* _Given instruction_: Exactly repeat all the records below, omitting the images they hold.

* _Input_:
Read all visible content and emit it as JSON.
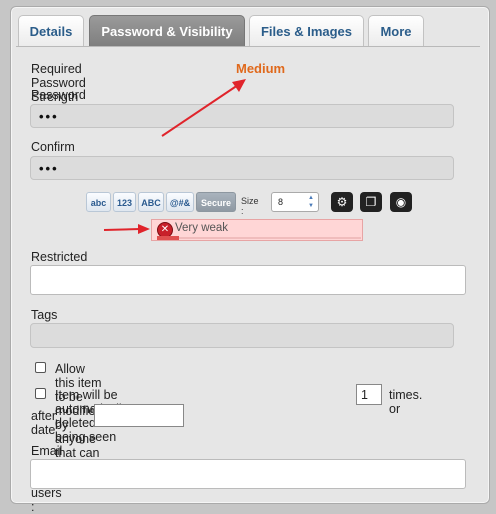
{
  "tabs": [
    {
      "label": "Details"
    },
    {
      "label": "Password & Visibility"
    },
    {
      "label": "Files & Images"
    },
    {
      "label": "More"
    }
  ],
  "required_strength": {
    "label": "Required Password Strength",
    "value": "Medium",
    "value_color": "#e0691c"
  },
  "password": {
    "label": "Password :",
    "value": "•••"
  },
  "confirm": {
    "label": "Confirm :",
    "value": "•••"
  },
  "generator": {
    "options": [
      "abc",
      "123",
      "ABC",
      "@#&",
      "Secure"
    ],
    "size_label": "Size :",
    "size_value": "8",
    "icons": [
      "settings-icon",
      "copy-icon",
      "eye-icon"
    ]
  },
  "strength_meter": {
    "text": "Very weak",
    "level": 0.1
  },
  "restricted": {
    "label": "Restricted to :",
    "value": ""
  },
  "tags": {
    "label": "Tags :",
    "value": ""
  },
  "checkbox_modify": {
    "label": "Allow this item to be modified by anyone that can access it",
    "checked": false
  },
  "checkbox_delete": {
    "label_before": "Item will be automatically deleted after being seen",
    "times_value": "1",
    "label_after": "times.  or",
    "after_date_label": "after date",
    "date_value": "",
    "checked": false
  },
  "email": {
    "label": "Email a link to all users :",
    "value": ""
  },
  "colors": {
    "annotation_arrow": "#e0242b",
    "active_tab": "#8a8a8a"
  }
}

* _Exercise response_:
Read all visible content and emit it as JSON.
{
  "tabs": [
    {
      "label": "Details"
    },
    {
      "label": "Password & Visibility"
    },
    {
      "label": "Files & Images"
    },
    {
      "label": "More"
    }
  ],
  "required_strength": {
    "label": "Required Password Strength",
    "value": "Medium",
    "value_color": "#e0691c"
  },
  "password": {
    "label": "Password :",
    "value": "•••"
  },
  "confirm": {
    "label": "Confirm :",
    "value": "•••"
  },
  "generator": {
    "options": [
      "abc",
      "123",
      "ABC",
      "@#&",
      "Secure"
    ],
    "size_label": "Size :",
    "size_value": "8",
    "icons": [
      "settings-icon",
      "copy-icon",
      "eye-icon"
    ]
  },
  "strength_meter": {
    "text": "Very weak",
    "level": 0.1
  },
  "restricted": {
    "label": "Restricted to :",
    "value": ""
  },
  "tags": {
    "label": "Tags :",
    "value": ""
  },
  "checkbox_modify": {
    "label": "Allow this item to be modified by anyone that can access it",
    "checked": false
  },
  "checkbox_delete": {
    "label_before": "Item will be automatically deleted after being seen",
    "times_value": "1",
    "label_after": "times.  or",
    "after_date_label": "after date",
    "date_value": "",
    "checked": false
  },
  "email": {
    "label": "Email a link to all users :",
    "value": ""
  },
  "colors": {
    "annotation_arrow": "#e0242b",
    "active_tab": "#8a8a8a"
  }
}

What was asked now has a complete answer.